▶ What the task asks:
Copy every line in the records below that contains the word "JSON".

▶ Record set:
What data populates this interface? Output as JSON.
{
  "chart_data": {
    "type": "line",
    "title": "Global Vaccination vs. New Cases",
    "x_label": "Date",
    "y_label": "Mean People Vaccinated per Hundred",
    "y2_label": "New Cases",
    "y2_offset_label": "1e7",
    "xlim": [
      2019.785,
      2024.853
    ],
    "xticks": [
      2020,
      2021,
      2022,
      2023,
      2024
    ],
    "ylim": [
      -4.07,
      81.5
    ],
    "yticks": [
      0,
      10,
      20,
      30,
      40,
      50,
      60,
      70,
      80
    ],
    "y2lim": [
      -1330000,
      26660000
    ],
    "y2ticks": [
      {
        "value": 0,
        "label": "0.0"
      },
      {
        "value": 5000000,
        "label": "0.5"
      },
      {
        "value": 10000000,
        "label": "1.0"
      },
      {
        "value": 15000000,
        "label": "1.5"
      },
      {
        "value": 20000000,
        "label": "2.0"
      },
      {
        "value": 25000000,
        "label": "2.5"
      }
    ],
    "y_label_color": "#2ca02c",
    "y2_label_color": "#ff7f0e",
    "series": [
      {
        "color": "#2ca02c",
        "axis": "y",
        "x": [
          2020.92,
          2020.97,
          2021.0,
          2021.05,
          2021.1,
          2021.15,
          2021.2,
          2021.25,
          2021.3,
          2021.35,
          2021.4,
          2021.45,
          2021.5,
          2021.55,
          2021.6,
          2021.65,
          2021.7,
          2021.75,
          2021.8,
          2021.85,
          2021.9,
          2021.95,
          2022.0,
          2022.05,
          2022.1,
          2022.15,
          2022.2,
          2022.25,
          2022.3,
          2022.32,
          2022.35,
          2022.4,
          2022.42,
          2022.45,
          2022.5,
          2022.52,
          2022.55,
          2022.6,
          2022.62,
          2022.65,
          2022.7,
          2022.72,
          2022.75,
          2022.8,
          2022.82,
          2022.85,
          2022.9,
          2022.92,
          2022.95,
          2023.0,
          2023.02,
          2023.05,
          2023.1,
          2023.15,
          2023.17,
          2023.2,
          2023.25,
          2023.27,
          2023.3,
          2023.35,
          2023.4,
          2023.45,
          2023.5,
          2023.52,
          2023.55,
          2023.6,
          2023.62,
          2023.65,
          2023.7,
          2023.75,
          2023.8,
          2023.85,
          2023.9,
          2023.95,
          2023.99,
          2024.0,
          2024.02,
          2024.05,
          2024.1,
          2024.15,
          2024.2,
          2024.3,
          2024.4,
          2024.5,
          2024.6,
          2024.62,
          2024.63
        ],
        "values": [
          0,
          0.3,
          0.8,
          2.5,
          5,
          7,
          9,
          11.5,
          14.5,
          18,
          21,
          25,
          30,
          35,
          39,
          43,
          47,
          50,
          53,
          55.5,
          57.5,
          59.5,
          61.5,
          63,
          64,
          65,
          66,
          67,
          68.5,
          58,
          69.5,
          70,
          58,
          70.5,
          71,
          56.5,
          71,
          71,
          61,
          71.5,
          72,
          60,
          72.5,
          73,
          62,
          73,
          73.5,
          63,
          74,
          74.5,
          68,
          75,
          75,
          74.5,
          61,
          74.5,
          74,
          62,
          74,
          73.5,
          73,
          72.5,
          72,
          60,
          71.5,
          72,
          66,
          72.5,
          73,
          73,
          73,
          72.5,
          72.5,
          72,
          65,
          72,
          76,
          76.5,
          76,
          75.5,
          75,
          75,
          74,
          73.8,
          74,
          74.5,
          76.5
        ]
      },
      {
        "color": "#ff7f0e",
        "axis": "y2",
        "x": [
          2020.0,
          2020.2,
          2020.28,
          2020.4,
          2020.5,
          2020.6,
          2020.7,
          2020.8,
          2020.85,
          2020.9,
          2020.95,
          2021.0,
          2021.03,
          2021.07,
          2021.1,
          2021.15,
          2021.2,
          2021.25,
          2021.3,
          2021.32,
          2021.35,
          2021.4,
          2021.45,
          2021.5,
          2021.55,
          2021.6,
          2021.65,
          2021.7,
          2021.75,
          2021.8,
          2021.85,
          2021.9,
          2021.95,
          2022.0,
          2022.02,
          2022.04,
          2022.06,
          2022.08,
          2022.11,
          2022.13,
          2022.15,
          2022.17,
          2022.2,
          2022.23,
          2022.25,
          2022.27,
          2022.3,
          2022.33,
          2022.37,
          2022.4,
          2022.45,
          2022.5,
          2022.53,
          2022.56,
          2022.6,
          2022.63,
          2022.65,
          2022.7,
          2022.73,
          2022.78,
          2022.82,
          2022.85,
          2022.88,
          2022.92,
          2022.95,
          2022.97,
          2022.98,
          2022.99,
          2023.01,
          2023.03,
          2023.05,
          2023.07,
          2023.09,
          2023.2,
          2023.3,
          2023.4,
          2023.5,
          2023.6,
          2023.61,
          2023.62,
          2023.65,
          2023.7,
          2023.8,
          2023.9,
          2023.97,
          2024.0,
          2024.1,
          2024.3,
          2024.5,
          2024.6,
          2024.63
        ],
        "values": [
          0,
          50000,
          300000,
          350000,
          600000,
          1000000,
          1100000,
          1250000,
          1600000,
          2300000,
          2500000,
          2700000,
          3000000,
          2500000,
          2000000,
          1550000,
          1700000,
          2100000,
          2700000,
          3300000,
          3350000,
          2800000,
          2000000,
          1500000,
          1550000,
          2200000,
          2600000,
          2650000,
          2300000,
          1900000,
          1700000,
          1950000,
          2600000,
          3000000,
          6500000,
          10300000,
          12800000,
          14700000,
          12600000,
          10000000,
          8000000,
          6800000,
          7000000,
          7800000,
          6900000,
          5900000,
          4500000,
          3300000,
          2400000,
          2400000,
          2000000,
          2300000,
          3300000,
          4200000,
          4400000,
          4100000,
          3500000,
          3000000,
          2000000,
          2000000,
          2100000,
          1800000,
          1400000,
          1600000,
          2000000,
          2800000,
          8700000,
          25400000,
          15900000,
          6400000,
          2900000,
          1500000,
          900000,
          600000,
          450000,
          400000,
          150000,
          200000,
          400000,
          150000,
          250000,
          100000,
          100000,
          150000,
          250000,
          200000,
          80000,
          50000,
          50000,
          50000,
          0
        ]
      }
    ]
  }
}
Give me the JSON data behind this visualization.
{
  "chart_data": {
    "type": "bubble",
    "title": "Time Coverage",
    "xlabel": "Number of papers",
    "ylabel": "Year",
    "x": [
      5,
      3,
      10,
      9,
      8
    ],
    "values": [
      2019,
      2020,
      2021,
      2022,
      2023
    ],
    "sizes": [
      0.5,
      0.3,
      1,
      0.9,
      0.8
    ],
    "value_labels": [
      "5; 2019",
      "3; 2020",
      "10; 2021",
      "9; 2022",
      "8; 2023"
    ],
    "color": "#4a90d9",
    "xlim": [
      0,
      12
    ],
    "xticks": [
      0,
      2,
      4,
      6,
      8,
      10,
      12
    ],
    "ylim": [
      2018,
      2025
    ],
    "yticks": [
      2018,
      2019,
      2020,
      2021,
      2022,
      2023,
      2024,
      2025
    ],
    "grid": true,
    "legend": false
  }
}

▶ Worked solution:
What data populates this interface? Output as JSON.
Give me the JSON data behind this visualization.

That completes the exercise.